**Written instruction:** Omit the images, then print each record below exactly as it reads.

**Data entries:**
'''

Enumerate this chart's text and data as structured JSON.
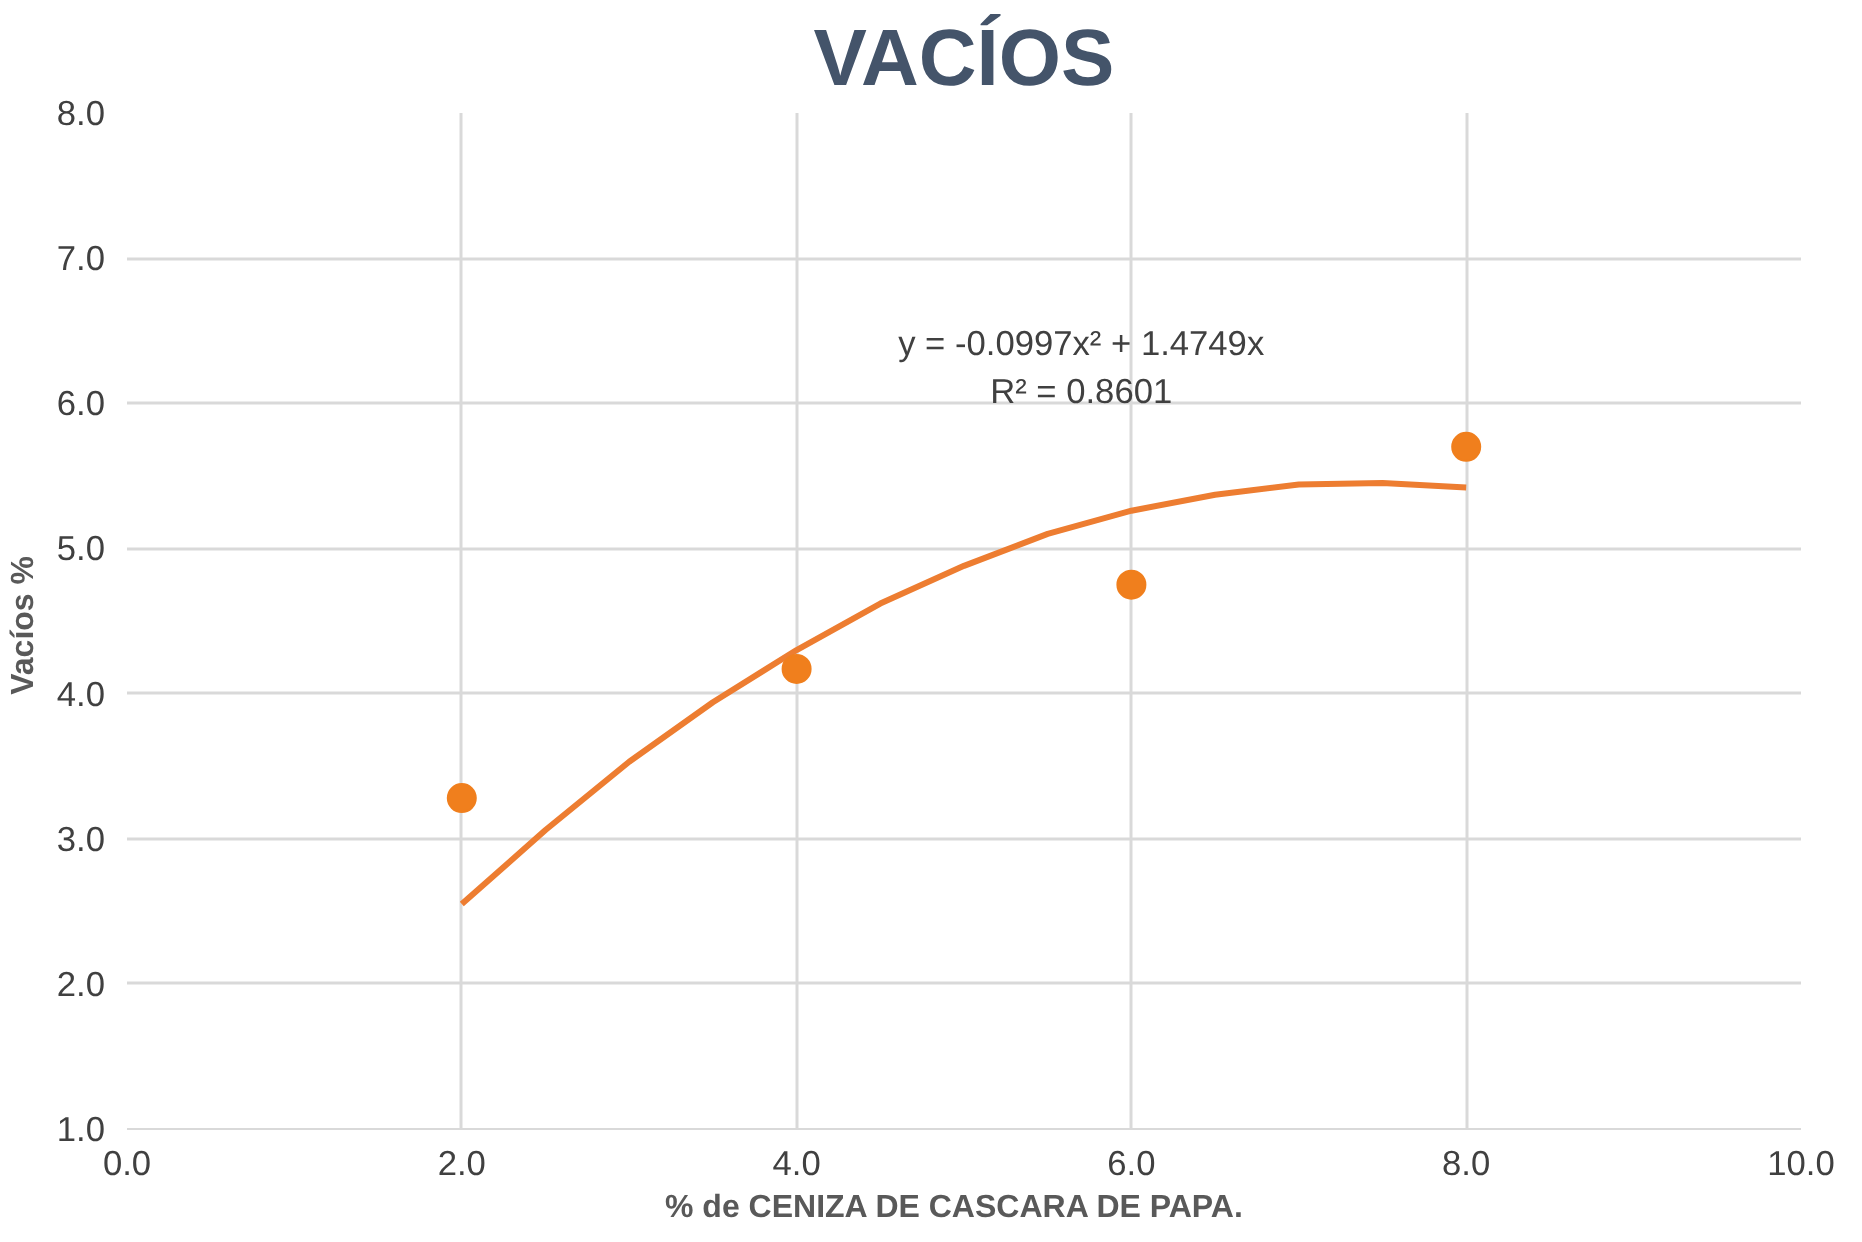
{
  "chart_data": {
    "type": "scatter",
    "title": "VACÍOS",
    "xlabel": "%  de  CENIZA DE CASCARA DE PAPA.",
    "ylabel": "Vacíos  %",
    "series": [
      {
        "color": "#f07f1d",
        "x": [
          2,
          4,
          6,
          8
        ],
        "values": [
          3.28,
          4.17,
          4.75,
          5.7
        ],
        "marker": "circle"
      },
      {
        "type": "line",
        "color": "#ed7d31",
        "x": [
          2,
          2.5,
          3,
          3.5,
          4,
          4.5,
          5,
          5.5,
          6,
          6.5,
          7,
          7.5,
          8
        ],
        "values": [
          2.55,
          3.06,
          3.53,
          3.94,
          4.3,
          4.62,
          4.88,
          5.1,
          5.26,
          5.37,
          5.44,
          5.45,
          5.42
        ]
      }
    ],
    "annotations": [
      "y = -0.0997x² + 1.4749x",
      "R² = 0.8601"
    ],
    "xlim": [
      0,
      10
    ],
    "xticks": [
      {
        "value": 0,
        "label": "0.0"
      },
      {
        "value": 2,
        "label": "2.0"
      },
      {
        "value": 4,
        "label": "4.0"
      },
      {
        "value": 6,
        "label": "6.0"
      },
      {
        "value": 8,
        "label": "8.0"
      },
      {
        "value": 10,
        "label": "10.0"
      }
    ],
    "ylim": [
      1,
      8
    ],
    "yticks": [
      {
        "value": 1,
        "label": "1.0"
      },
      {
        "value": 2,
        "label": "2.0"
      },
      {
        "value": 3,
        "label": "3.0"
      },
      {
        "value": 4,
        "label": "4.0"
      },
      {
        "value": 5,
        "label": "5.0"
      },
      {
        "value": 6,
        "label": "6.0"
      },
      {
        "value": 7,
        "label": "7.0"
      },
      {
        "value": 8,
        "label": "8.0"
      }
    ],
    "grid": true
  }
}
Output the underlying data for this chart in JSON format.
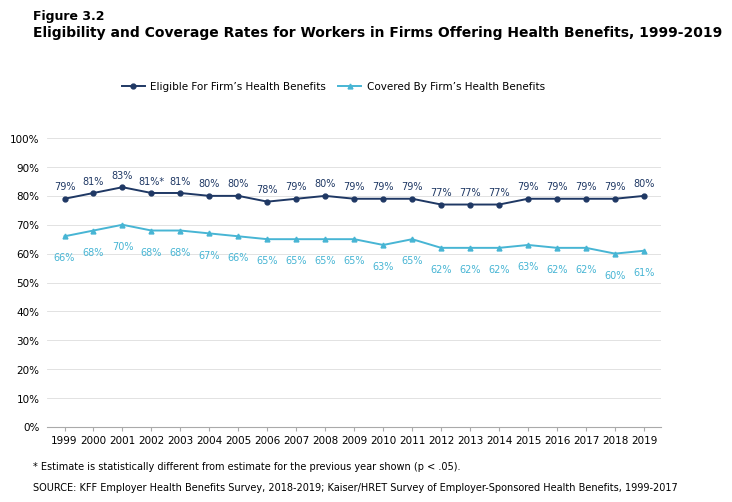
{
  "years": [
    1999,
    2000,
    2001,
    2002,
    2003,
    2004,
    2005,
    2006,
    2007,
    2008,
    2009,
    2010,
    2011,
    2012,
    2013,
    2014,
    2015,
    2016,
    2017,
    2018,
    2019
  ],
  "eligible": [
    79,
    81,
    83,
    81,
    81,
    80,
    80,
    78,
    79,
    80,
    79,
    79,
    79,
    77,
    77,
    77,
    79,
    79,
    79,
    79,
    80
  ],
  "eligible_labels": [
    "79%",
    "81%",
    "83%",
    "81%*",
    "81%",
    "80%",
    "80%",
    "78%",
    "79%",
    "80%",
    "79%",
    "79%",
    "79%",
    "77%",
    "77%",
    "77%",
    "79%",
    "79%",
    "79%",
    "79%",
    "80%"
  ],
  "covered": [
    66,
    68,
    70,
    68,
    68,
    67,
    66,
    65,
    65,
    65,
    65,
    63,
    65,
    62,
    62,
    62,
    63,
    62,
    62,
    60,
    61
  ],
  "covered_labels": [
    "66%",
    "68%",
    "70%",
    "68%",
    "68%",
    "67%",
    "66%",
    "65%",
    "65%",
    "65%",
    "65%",
    "63%",
    "65%",
    "62%",
    "62%",
    "62%",
    "63%",
    "62%",
    "62%",
    "60%",
    "61%"
  ],
  "eligible_color": "#1f3864",
  "covered_color": "#47b5d4",
  "fig_label": "Figure 3.2",
  "fig_title": "Eligibility and Coverage Rates for Workers in Firms Offering Health Benefits, 1999-2019",
  "legend_eligible": "Eligible For Firm’s Health Benefits",
  "legend_covered": "Covered By Firm’s Health Benefits",
  "footnote1": "* Estimate is statistically different from estimate for the previous year shown (p < .05).",
  "footnote2": "SOURCE: KFF Employer Health Benefits Survey, 2018-2019; Kaiser/HRET Survey of Employer-Sponsored Health Benefits, 1999-2017",
  "ylim": [
    0,
    100
  ],
  "yticks": [
    0,
    10,
    20,
    30,
    40,
    50,
    60,
    70,
    80,
    90,
    100
  ],
  "background_color": "#ffffff",
  "label_fontsize": 7,
  "axis_fontsize": 7.5,
  "title_fontsize": 10,
  "figlabel_fontsize": 9
}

'''

**Answer to the problem:**
Enumerate this chart's text and data as structured JSON.
{
  "chart_data": {
    "type": "scatter",
    "title": "VACÍOS",
    "xlabel": "%  de  CENIZA DE CASCARA DE PAPA.",
    "ylabel": "Vacíos  %",
    "series": [
      {
        "color": "#f07f1d",
        "x": [
          2,
          4,
          6,
          8
        ],
        "values": [
          3.28,
          4.17,
          4.75,
          5.7
        ],
        "marker": "circle"
      },
      {
        "type": "line",
        "color": "#ed7d31",
        "x": [
          2,
          2.5,
          3,
          3.5,
          4,
          4.5,
          5,
          5.5,
          6,
          6.5,
          7,
          7.5,
          8
        ],
        "values": [
          2.55,
          3.06,
          3.53,
          3.94,
          4.3,
          4.62,
          4.88,
          5.1,
          5.26,
          5.37,
          5.44,
          5.45,
          5.42
        ]
      }
    ],
    "annotations": [
      "y = -0.0997x² + 1.4749x",
      "R² = 0.8601"
    ],
    "xlim": [
      0,
      10
    ],
    "xticks": [
      {
        "value": 0,
        "label": "0.0"
      },
      {
        "value": 2,
        "label": "2.0"
      },
      {
        "value": 4,
        "label": "4.0"
      },
      {
        "value": 6,
        "label": "6.0"
      },
      {
        "value": 8,
        "label": "8.0"
      },
      {
        "value": 10,
        "label": "10.0"
      }
    ],
    "ylim": [
      1,
      8
    ],
    "yticks": [
      {
        "value": 1,
        "label": "1.0"
      },
      {
        "value": 2,
        "label": "2.0"
      },
      {
        "value": 3,
        "label": "3.0"
      },
      {
        "value": 4,
        "label": "4.0"
      },
      {
        "value": 5,
        "label": "5.0"
      },
      {
        "value": 6,
        "label": "6.0"
      },
      {
        "value": 7,
        "label": "7.0"
      },
      {
        "value": 8,
        "label": "8.0"
      }
    ],
    "grid": true
  }
}
Output the underlying data for this chart in JSON format.
{
  "years": [
    1999,
    2000,
    2001,
    2002,
    2003,
    2004,
    2005,
    2006,
    2007,
    2008,
    2009,
    2010,
    2011,
    2012,
    2013,
    2014,
    2015,
    2016,
    2017,
    2018,
    2019
  ],
  "eligible": [
    79,
    81,
    83,
    81,
    81,
    80,
    80,
    78,
    79,
    80,
    79,
    79,
    79,
    77,
    77,
    77,
    79,
    79,
    79,
    79,
    80
  ],
  "eligible_labels": [
    "79%",
    "81%",
    "83%",
    "81%*",
    "81%",
    "80%",
    "80%",
    "78%",
    "79%",
    "80%",
    "79%",
    "79%",
    "79%",
    "77%",
    "77%",
    "77%",
    "79%",
    "79%",
    "79%",
    "79%",
    "80%"
  ],
  "covered": [
    66,
    68,
    70,
    68,
    68,
    67,
    66,
    65,
    65,
    65,
    65,
    63,
    65,
    62,
    62,
    62,
    63,
    62,
    62,
    60,
    61
  ],
  "covered_labels": [
    "66%",
    "68%",
    "70%",
    "68%",
    "68%",
    "67%",
    "66%",
    "65%",
    "65%",
    "65%",
    "65%",
    "63%",
    "65%",
    "62%",
    "62%",
    "62%",
    "63%",
    "62%",
    "62%",
    "60%",
    "61%"
  ],
  "eligible_color": "#1f3864",
  "covered_color": "#47b5d4",
  "fig_label": "Figure 3.2",
  "fig_title": "Eligibility and Coverage Rates for Workers in Firms Offering Health Benefits, 1999-2019",
  "legend_eligible": "Eligible For Firm’s Health Benefits",
  "legend_covered": "Covered By Firm’s Health Benefits",
  "footnote1": "* Estimate is statistically different from estimate for the previous year shown (p < .05).",
  "footnote2": "SOURCE: KFF Employer Health Benefits Survey, 2018-2019; Kaiser/HRET Survey of Employer-Sponsored Health Benefits, 1999-2017",
  "ylim": [
    0,
    100
  ],
  "yticks": [
    0,
    10,
    20,
    30,
    40,
    50,
    60,
    70,
    80,
    90,
    100
  ],
  "background_color": "#ffffff",
  "label_fontsize": 7,
  "axis_fontsize": 7.5,
  "title_fontsize": 10,
  "figlabel_fontsize": 9
}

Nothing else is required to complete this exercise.